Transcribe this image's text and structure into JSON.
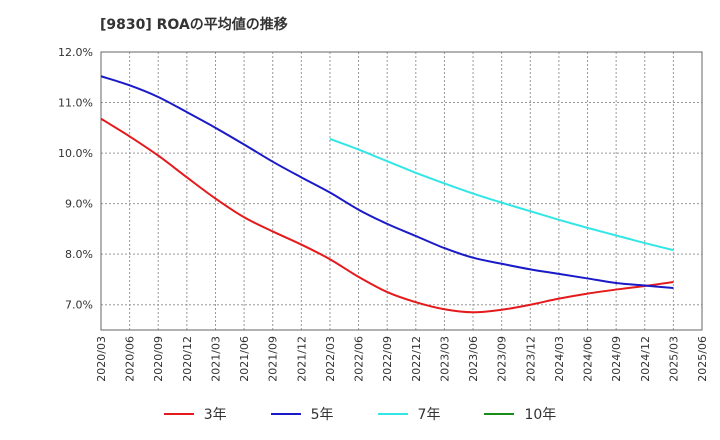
{
  "title": "[9830]  ROAの平均値の推移",
  "chart_data": {
    "type": "line",
    "title": "[9830]  ROAの平均値の推移",
    "xlabel": "",
    "ylabel": "",
    "ylim": [
      6.5,
      12.0
    ],
    "y_ticks": [
      "7.0%",
      "8.0%",
      "9.0%",
      "10.0%",
      "11.0%",
      "12.0%"
    ],
    "y_tick_values": [
      7.0,
      8.0,
      9.0,
      10.0,
      11.0,
      12.0
    ],
    "grid": true,
    "legend_position": "bottom",
    "x": [
      "2020/03",
      "2020/06",
      "2020/09",
      "2020/12",
      "2021/03",
      "2021/06",
      "2021/09",
      "2021/12",
      "2022/03",
      "2022/06",
      "2022/09",
      "2022/12",
      "2023/03",
      "2023/06",
      "2023/09",
      "2023/12",
      "2024/03",
      "2024/06",
      "2024/09",
      "2024/12",
      "2025/03",
      "2025/06"
    ],
    "series": [
      {
        "name": "3年",
        "color": "#e41a1c",
        "values": [
          10.68,
          10.33,
          9.95,
          9.52,
          9.1,
          8.73,
          8.45,
          8.19,
          7.9,
          7.55,
          7.25,
          7.05,
          6.91,
          6.85,
          6.9,
          7.0,
          7.12,
          7.22,
          7.3,
          7.37,
          7.45,
          null
        ]
      },
      {
        "name": "5年",
        "color": "#1a1ac8",
        "values": [
          11.52,
          11.34,
          11.11,
          10.81,
          10.5,
          10.17,
          9.83,
          9.52,
          9.22,
          8.88,
          8.6,
          8.36,
          8.12,
          7.93,
          7.81,
          7.7,
          7.61,
          7.52,
          7.43,
          7.38,
          7.33,
          null
        ]
      },
      {
        "name": "7年",
        "color": "#33e6e6",
        "values": [
          null,
          null,
          null,
          null,
          null,
          null,
          null,
          null,
          10.28,
          10.07,
          9.84,
          9.61,
          9.4,
          9.2,
          9.02,
          8.85,
          8.68,
          8.52,
          8.37,
          8.22,
          8.08,
          null
        ]
      },
      {
        "name": "10年",
        "color": "#1a8c1a",
        "values": [
          null,
          null,
          null,
          null,
          null,
          null,
          null,
          null,
          null,
          null,
          null,
          null,
          null,
          null,
          null,
          null,
          null,
          null,
          null,
          null,
          null,
          null
        ]
      }
    ]
  }
}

————

* EXERCISE REQUIREMENTS *
Copy each line of the listing that includes "ROAの平均値の推移".

* RIGHT ANSWER *
  "title": "[9830]  ROAの平均値の推移",
    "title": "[9830]  ROAの平均値の推移",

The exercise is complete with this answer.